*WHAT THIS TASK INVOLVES*
Copy out the lines that include the word "中金公司研究部".

*GIVEN DATA*
##############################

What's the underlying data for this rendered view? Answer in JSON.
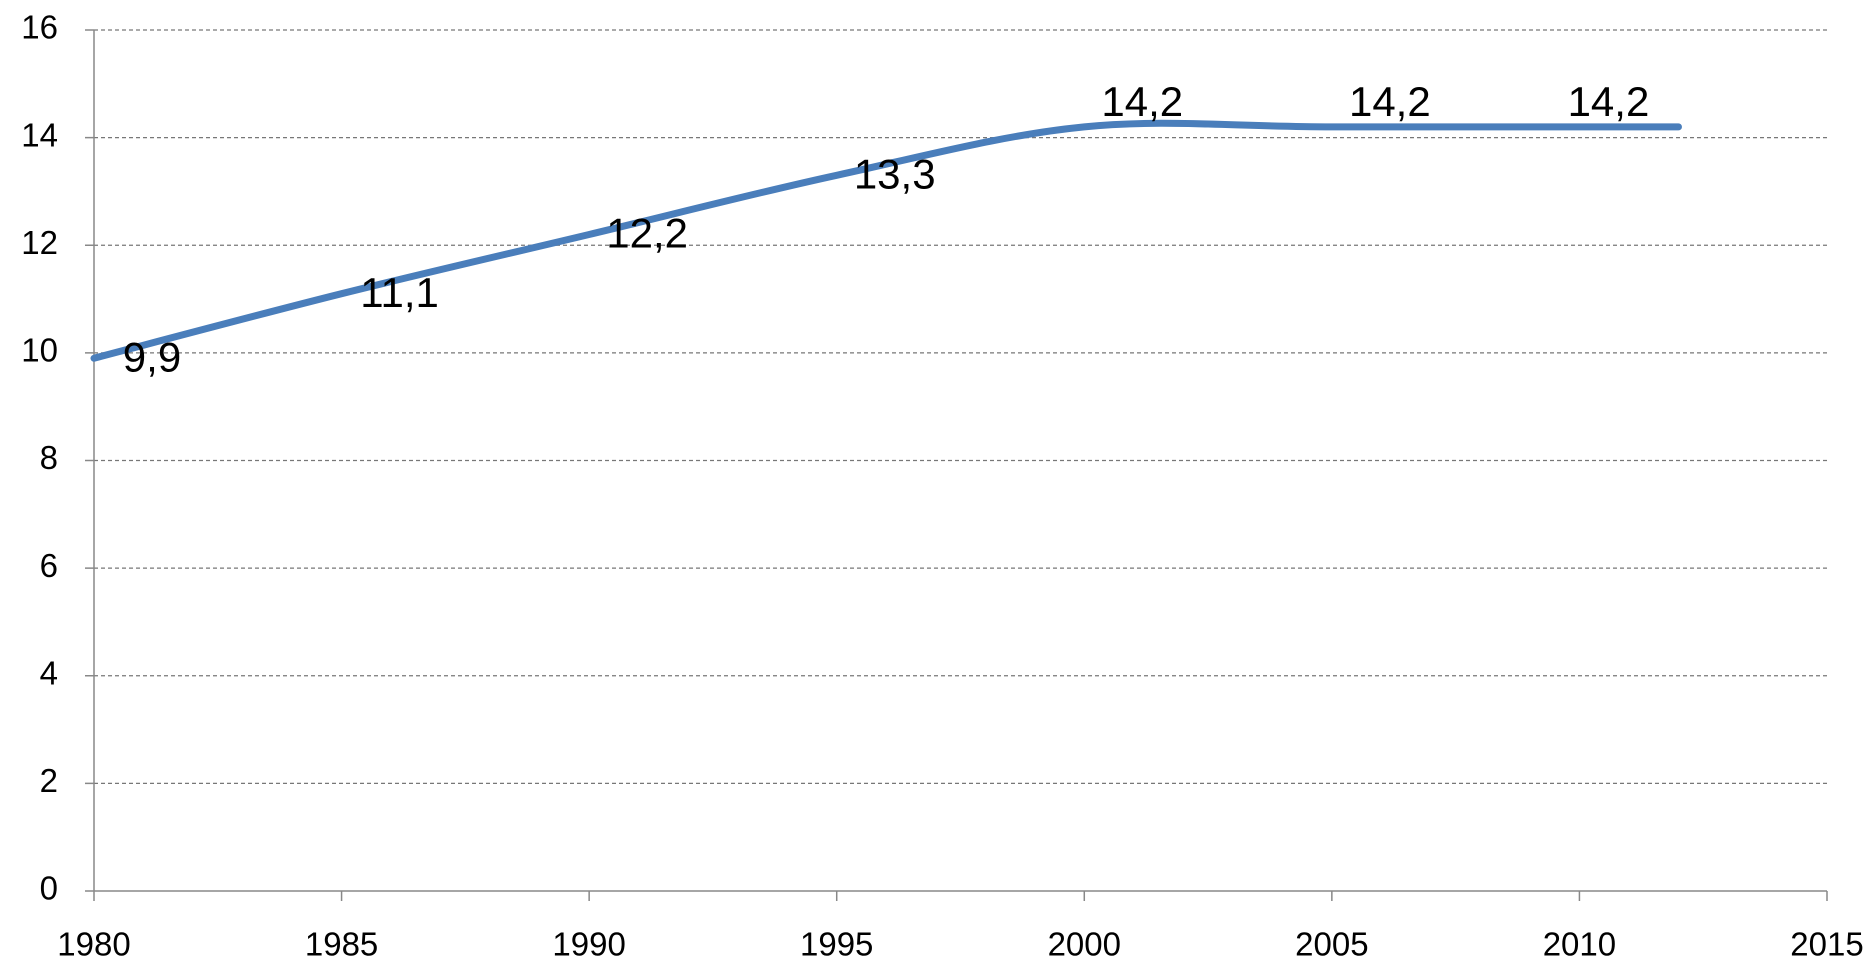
{
  "chart_data": {
    "type": "line",
    "x": [
      1980,
      1985,
      1990,
      1995,
      2000,
      2005,
      2012
    ],
    "series": [
      {
        "color": "#4a7ebb",
        "values": [
          9.9,
          11.1,
          12.2,
          13.3,
          14.2,
          14.2,
          14.2
        ],
        "value_labels": [
          "9,9",
          "11,1",
          "12,2",
          "13,3",
          "14,2",
          "14,2",
          "14,2"
        ]
      }
    ],
    "xlim": [
      1980,
      2015
    ],
    "xticks": [
      1980,
      1985,
      1990,
      1995,
      2000,
      2005,
      2010,
      2015
    ],
    "ylim": [
      0,
      16
    ],
    "yticks": [
      0,
      2,
      4,
      6,
      8,
      10,
      12,
      14,
      16
    ],
    "grid": true
  }
}
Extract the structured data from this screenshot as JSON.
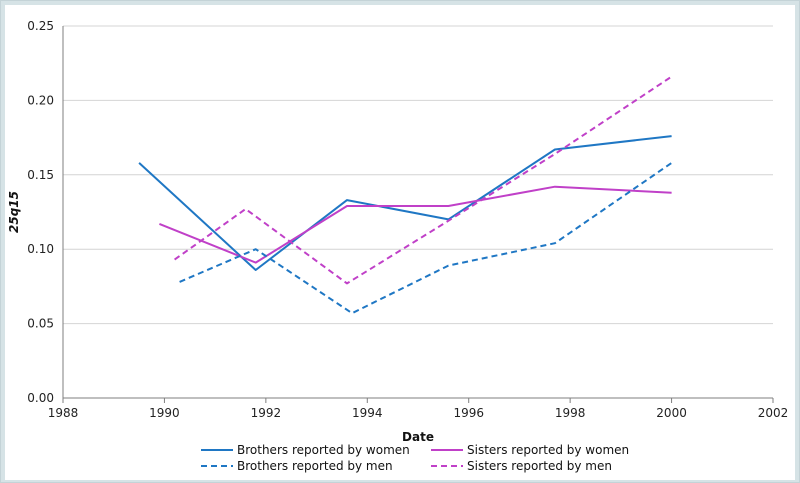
{
  "chart_data": {
    "type": "line",
    "title": "",
    "xlabel": "Date",
    "ylabel": "25q15",
    "xlim": [
      1988,
      2002
    ],
    "ylim": [
      0,
      0.25
    ],
    "xticks": [
      "1988",
      "1990",
      "1992",
      "1994",
      "1996",
      "1998",
      "2000",
      "2002"
    ],
    "yticks": [
      "0.00",
      "0.05",
      "0.10",
      "0.15",
      "0.20",
      "0.25"
    ],
    "grid": "horizontal",
    "legend_position": "bottom",
    "series": [
      {
        "name": "Brothers reported by women",
        "color": "#1f77c4",
        "style": "solid",
        "x": [
          1989.5,
          1991.8,
          1993.6,
          1995.6,
          1997.7,
          2000.0
        ],
        "y": [
          0.158,
          0.086,
          0.133,
          0.12,
          0.167,
          0.176
        ]
      },
      {
        "name": "Sisters reported by women",
        "color": "#c040c8",
        "style": "solid",
        "x": [
          1989.9,
          1991.8,
          1993.6,
          1995.6,
          1997.7,
          2000.0
        ],
        "y": [
          0.117,
          0.091,
          0.129,
          0.129,
          0.142,
          0.138
        ]
      },
      {
        "name": "Brothers reported by men",
        "color": "#1f77c4",
        "style": "dashed",
        "x": [
          1990.3,
          1991.8,
          1993.7,
          1995.6,
          1997.7,
          2000.0
        ],
        "y": [
          0.078,
          0.1,
          0.057,
          0.089,
          0.104,
          0.158
        ]
      },
      {
        "name": "Sisters reported by men",
        "color": "#c040c8",
        "style": "dashed",
        "x": [
          1990.2,
          1991.6,
          1993.6,
          1995.5,
          1997.7,
          2000.0
        ],
        "y": [
          0.093,
          0.127,
          0.077,
          0.117,
          0.164,
          0.216
        ]
      }
    ]
  }
}
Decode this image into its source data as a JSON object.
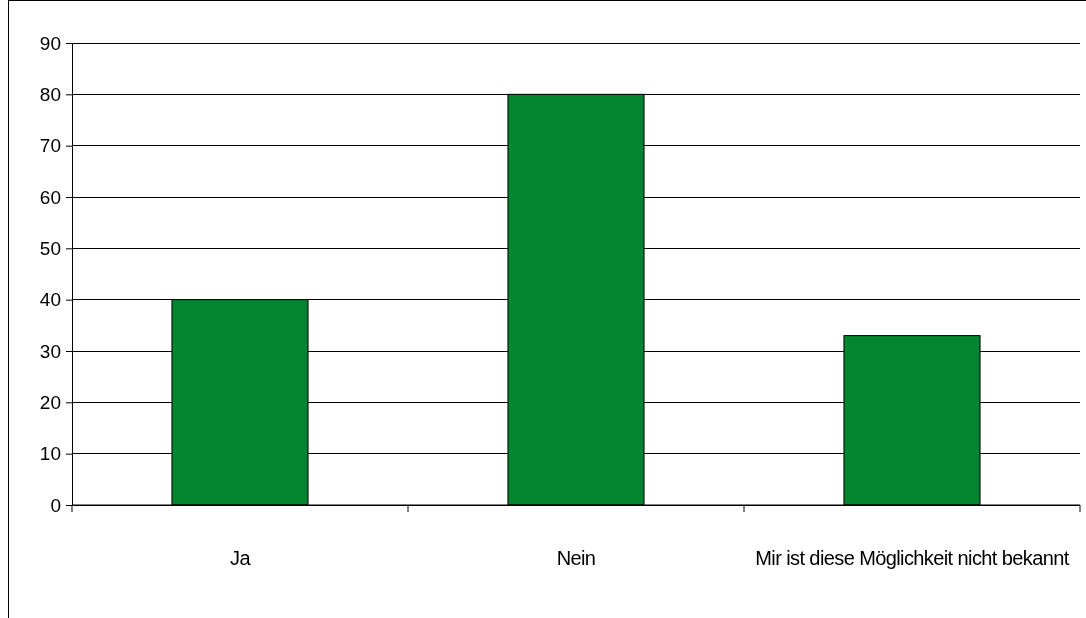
{
  "chart_data": {
    "type": "bar",
    "categories": [
      "Ja",
      "Nein",
      "Mir ist diese Möglichkeit nicht bekannt"
    ],
    "values": [
      40,
      80,
      33
    ],
    "color": "#03862f",
    "ylim": [
      0,
      90
    ],
    "yticks": [
      0,
      10,
      20,
      30,
      40,
      50,
      60,
      70,
      80,
      90
    ],
    "grid": "y"
  }
}
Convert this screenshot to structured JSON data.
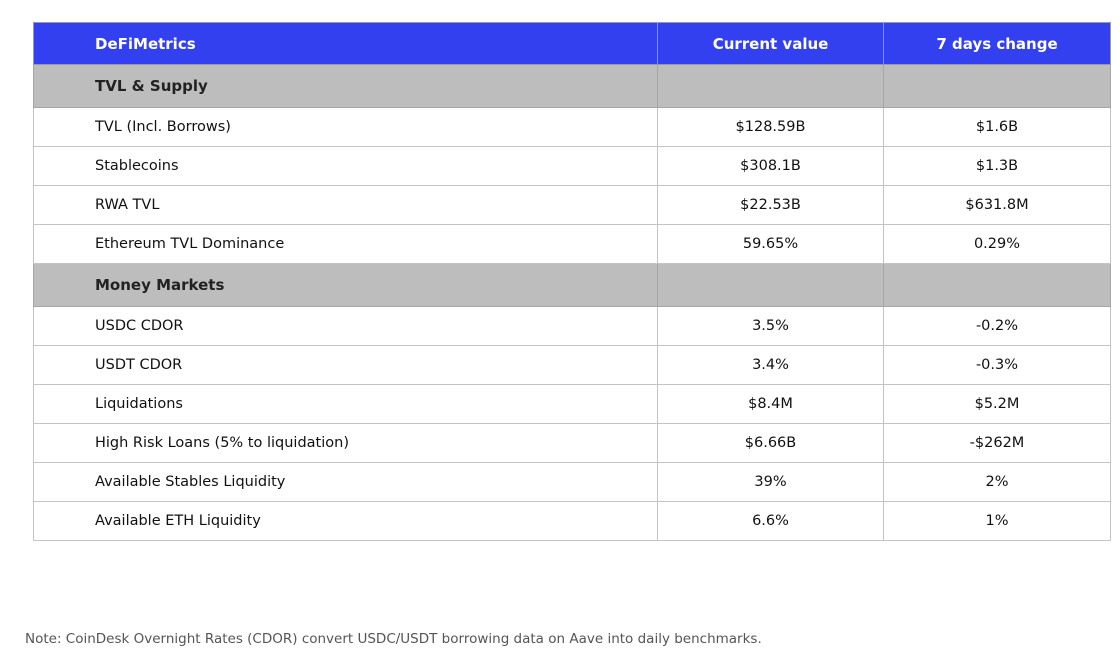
{
  "table": {
    "columns": [
      "DeFiMetrics",
      "Current value",
      "7 days change"
    ],
    "colors": {
      "header_bg": "#3340f0",
      "header_text": "#ffffff",
      "section_bg": "#bdbdbd",
      "border": "#bdbdbd"
    },
    "sections": [
      {
        "label": "TVL & Supply",
        "rows": [
          {
            "metric": "TVL (Incl. Borrows)",
            "current": "$128.59B",
            "change": "$1.6B"
          },
          {
            "metric": "Stablecoins",
            "current": "$308.1B",
            "change": "$1.3B"
          },
          {
            "metric": "RWA TVL",
            "current": "$22.53B",
            "change": "$631.8M"
          },
          {
            "metric": "Ethereum TVL Dominance",
            "current": "59.65%",
            "change": "0.29%"
          }
        ]
      },
      {
        "label": "Money Markets",
        "rows": [
          {
            "metric": "USDC CDOR",
            "current": "3.5%",
            "change": "-0.2%"
          },
          {
            "metric": "USDT CDOR",
            "current": "3.4%",
            "change": "-0.3%"
          },
          {
            "metric": "Liquidations",
            "current": "$8.4M",
            "change": "$5.2M"
          },
          {
            "metric": "High Risk Loans (5% to liquidation)",
            "current": "$6.66B",
            "change": "-$262M"
          },
          {
            "metric": "Available Stables Liquidity",
            "current": "39%",
            "change": "2%"
          },
          {
            "metric": "Available ETH Liquidity",
            "current": "6.6%",
            "change": "1%"
          }
        ]
      }
    ]
  },
  "footnote": "Note: CoinDesk Overnight Rates (CDOR) convert USDC/USDT borrowing data on Aave into daily benchmarks."
}
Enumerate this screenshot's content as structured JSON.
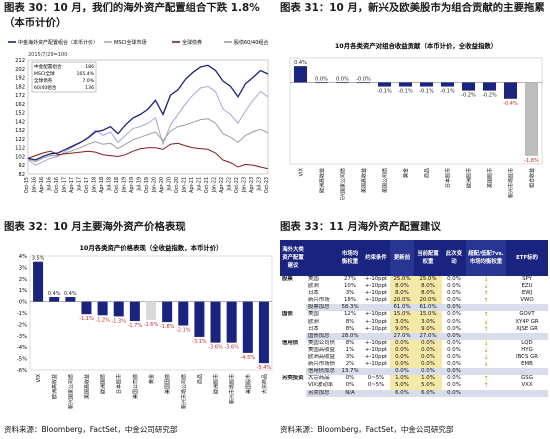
{
  "captions": {
    "c30": "图表 30：10 月，我们的海外资产配置组合下跌 1.8%（本币计价）",
    "c31": "图表 31：10 月，新兴及欧美股市为组合贡献的主要拖累",
    "c32": "图表 32：10 月主要海外资产价格表现",
    "c33": "图表 33：11 月海外资产配置建议"
  },
  "sources": {
    "s1": "资料来源：Bloomberg，FactSet，中金公司研究部",
    "s2": "资料来源：Bloomberg，FactSet，中金公司研究部",
    "s3": "资料来源：Bloomberg，FactSet，中金公司研究部",
    "s4": "资料来源：Bloomberg，FactSet，中金公司研究部"
  },
  "chart_data": [
    {
      "type": "line",
      "legend": [
        "中金海外资产配置组合（本币计价）",
        "MSCI全球市场",
        "全球债券",
        "股债60/40组合"
      ],
      "colors": [
        "#1a237e",
        "#9fa8da",
        "#8b1a1a",
        "#9e9e9e"
      ],
      "date_note": "2015/7/29=100",
      "x": [
        "Oct-15",
        "Jan-16",
        "Apr-16",
        "Jul-16",
        "Oct-16",
        "Jan-17",
        "Apr-17",
        "Jul-17",
        "Oct-17",
        "Jan-18",
        "Apr-18",
        "Jul-18",
        "Oct-18",
        "Jan-19",
        "Apr-19",
        "Jul-19",
        "Oct-19",
        "Jan-20",
        "Apr-20",
        "Jul-20",
        "Oct-20",
        "Jan-21",
        "Apr-21",
        "Jul-21",
        "Oct-21",
        "Jan-22",
        "Apr-22",
        "Jul-22",
        "Oct-22",
        "Jan-23",
        "Apr-23",
        "Jul-23",
        "Oct-23"
      ],
      "ylim": [
        82,
        212
      ],
      "yticks": [
        82,
        92,
        102,
        112,
        122,
        132,
        142,
        152,
        162,
        172,
        182,
        192,
        202,
        212
      ],
      "series": [
        {
          "name": "中金海外资产配置组合（本币计价）",
          "values": [
            100,
            98,
            102,
            105,
            106,
            110,
            114,
            118,
            123,
            130,
            132,
            136,
            128,
            138,
            146,
            150,
            156,
            166,
            150,
            172,
            178,
            190,
            198,
            204,
            206,
            200,
            188,
            182,
            170,
            185,
            192,
            200,
            196
          ]
        },
        {
          "name": "MSCI全球市场",
          "values": [
            98,
            92,
            96,
            100,
            102,
            108,
            113,
            118,
            124,
            132,
            126,
            130,
            118,
            126,
            134,
            136,
            140,
            146,
            116,
            138,
            150,
            162,
            172,
            180,
            182,
            176,
            156,
            150,
            140,
            154,
            166,
            176,
            170
          ]
        },
        {
          "name": "全球债券",
          "values": [
            100,
            103,
            106,
            108,
            104,
            105,
            106,
            107,
            108,
            107,
            104,
            103,
            102,
            104,
            108,
            111,
            112,
            112,
            110,
            116,
            117,
            114,
            112,
            111,
            110,
            106,
            98,
            95,
            90,
            93,
            92,
            90,
            88
          ]
        },
        {
          "name": "股债60/40组合",
          "values": [
            99,
            96,
            100,
            103,
            103,
            106,
            109,
            112,
            116,
            119,
            116,
            117,
            111,
            116,
            121,
            124,
            127,
            130,
            120,
            131,
            136,
            138,
            141,
            144,
            145,
            140,
            128,
            124,
            118,
            126,
            130,
            133,
            129
          ]
        }
      ],
      "table": {
        "headers": [
          "",
          ""
        ],
        "rows": [
          [
            "中金配置组合",
            "186"
          ],
          [
            "MSCI全球",
            "165.4%"
          ],
          [
            "全球债券",
            "7.0%"
          ],
          [
            "60/40组合",
            "136"
          ]
        ]
      }
    },
    {
      "type": "bar",
      "title": "10月各类资产对组合收益贡献（本币计价，全收益指数）",
      "categories": [
        "VIX",
        "欧洲高收益",
        "新兴国家公司债",
        "美国高收益",
        "美国公司债",
        "黄金",
        "商品",
        "日本股市",
        "欧洲股市",
        "美国股市",
        "新兴市场股市",
        "组合收益"
      ],
      "values": [
        0.4,
        0.0,
        0.0,
        -0.0,
        -0.1,
        -0.1,
        -0.1,
        -0.1,
        -0.2,
        -0.2,
        -0.4,
        -1.8
      ],
      "labels": [
        "0.4%",
        "0.0%",
        "0.0%",
        "-0.0%",
        "-0.1%",
        "-0.1%",
        "-0.1%",
        "-0.1%",
        "-0.2%",
        "-0.2%",
        "-0.4%",
        "-1.8%"
      ],
      "ylim": [
        -2.0,
        0.6
      ]
    },
    {
      "type": "bar",
      "title": "10月各类资产价格表现（全收益指数，本币计价）",
      "categories": [
        "VIX",
        "欧洲高收益",
        "新兴国家公司债",
        "美国高收益",
        "欧洲国债",
        "日本股市",
        "美国公司债",
        "黄金",
        "美国国债",
        "新兴市场公司债",
        "商品",
        "欧洲股市",
        "新兴市场股市",
        "美国股市",
        "大宗商品"
      ],
      "values": [
        3.5,
        0.4,
        0.4,
        -1.1,
        -1.2,
        -1.3,
        -1.7,
        -1.6,
        -1.8,
        -2.1,
        -3.1,
        -3.6,
        -3.6,
        -4.5,
        -5.4
      ],
      "labels": [
        "3.5%",
        "0.4%",
        "0.4%",
        "-1.1%",
        "-1.2%",
        "-1.3%",
        "-1.7%",
        "-1.6%",
        "-1.8%",
        "-2.1%",
        "-3.1%",
        "-3.6%",
        "-3.6%",
        "-4.5%",
        "-5.4%"
      ],
      "yticks": [
        4,
        3,
        2,
        1,
        0,
        -1,
        -2,
        -3,
        -4,
        -5,
        -6
      ],
      "ylim": [
        -6,
        4
      ]
    }
  ],
  "allocation": {
    "headers": [
      "海外大类资产配置建议",
      "",
      "市场均衡权重",
      "约束条件",
      "更新前",
      "当前配置权重",
      "此次变动",
      "超配/低配?vs. 市场均衡权重",
      "ETF标的"
    ],
    "rows": [
      {
        "group": "股票",
        "name": "美国",
        "eq": "27%",
        "cons": "+-10ppt",
        "prev": "25.0%",
        "cur": "25.0%",
        "chg": "0.0%",
        "arrow": "↓",
        "etf": "SPY"
      },
      {
        "group": "",
        "name": "欧洲",
        "eq": "10%",
        "cons": "+-10ppt",
        "prev": "8.0%",
        "cur": "8.0%",
        "chg": "0.0%",
        "arrow": "↓",
        "etf": "EZU"
      },
      {
        "group": "",
        "name": "日本",
        "eq": "3%",
        "cons": "+-10ppt",
        "prev": "8.0%",
        "cur": "8.0%",
        "chg": "0.0%",
        "arrow": "↑",
        "etf": "EWJ"
      },
      {
        "group": "",
        "name": "新兴市场",
        "eq": "18%",
        "cons": "+-10ppt",
        "prev": "20.0%",
        "cur": "20.0%",
        "chg": "0.0%",
        "arrow": "↑",
        "etf": "VWO"
      },
      {
        "group": "",
        "name": "股票加总",
        "eq": "58.3%",
        "cons": "",
        "prev": "61.0%",
        "cur": "61.0%",
        "chg": "0.0%",
        "arrow": "",
        "etf": "",
        "sub": true
      },
      {
        "group": "国债",
        "name": "美国",
        "eq": "12%",
        "cons": "+-10ppt",
        "prev": "15.0%",
        "cur": "15.0%",
        "chg": "0.0%",
        "arrow": "↑",
        "etf": "GOVT"
      },
      {
        "group": "",
        "name": "欧洲",
        "eq": "8%",
        "cons": "+-10ppt",
        "prev": "3.0%",
        "cur": "3.0%",
        "chg": "0.0%",
        "arrow": "↓",
        "etf": "XY4P GR"
      },
      {
        "group": "",
        "name": "日本",
        "eq": "8%",
        "cons": "+-10ppt",
        "prev": "9.0%",
        "cur": "9.0%",
        "chg": "0.0%",
        "arrow": "↑",
        "etf": "XJSE GR"
      },
      {
        "group": "",
        "name": "国债加总",
        "eq": "28.0%",
        "cons": "",
        "prev": "27.0%",
        "cur": "27.0%",
        "chg": "0.0%",
        "arrow": "",
        "etf": "",
        "sub": true
      },
      {
        "group": "信用债",
        "name": "美国公司债",
        "eq": "8%",
        "cons": "+-10ppt",
        "prev": "0.0%",
        "cur": "0.0%",
        "chg": "0.0%",
        "arrow": "↓",
        "etf": "LQD"
      },
      {
        "group": "",
        "name": "美国高收益",
        "eq": "1%",
        "cons": "+-10ppt",
        "prev": "0.0%",
        "cur": "0.0%",
        "chg": "0.0%",
        "arrow": "↓",
        "etf": "HYG"
      },
      {
        "group": "",
        "name": "欧洲高收益",
        "eq": "3%",
        "cons": "+-10ppt",
        "prev": "0.0%",
        "cur": "0.0%",
        "chg": "0.0%",
        "arrow": "↓",
        "etf": "IBCS GR"
      },
      {
        "group": "",
        "name": "新兴市场债",
        "eq": "2%",
        "cons": "+-10ppt",
        "prev": "0.0%",
        "cur": "0.0%",
        "chg": "0.0%",
        "arrow": "↓",
        "etf": "EMB"
      },
      {
        "group": "",
        "name": "信用债加总",
        "eq": "13.7%",
        "cons": "",
        "prev": "0.0%",
        "cur": "0.0%",
        "chg": "0.0%",
        "arrow": "",
        "etf": "",
        "sub": true
      },
      {
        "group": "另类投资",
        "name": "大宗商品",
        "eq": "0%",
        "cons": "0~5%",
        "prev": "1.0%",
        "cur": "1.0%",
        "chg": "0.0%",
        "arrow": "↑",
        "etf": "GSG"
      },
      {
        "group": "",
        "name": "VIX波动率",
        "eq": "0%",
        "cons": "0~5%",
        "prev": "5.0%",
        "cur": "5.0%",
        "chg": "0.0%",
        "arrow": "↑",
        "etf": "VXX"
      },
      {
        "group": "",
        "name": "另类加总",
        "eq": "N/A",
        "cons": "",
        "prev": "6.0%",
        "cur": "6.0%",
        "chg": "0.0%",
        "arrow": "",
        "etf": "",
        "sub": true
      }
    ]
  }
}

##############################

*ANSWER FOR THE TASK*
    "s1": "资料来源：Bloomberg，FactSet，中金公司研究部",
    "s2": "资料来源：Bloomberg，FactSet，中金公司研究部",
    "s3": "资料来源：Bloomberg，FactSet，中金公司研究部",
    "s4": "资料来源：Bloomberg，FactSet，中金公司研究部"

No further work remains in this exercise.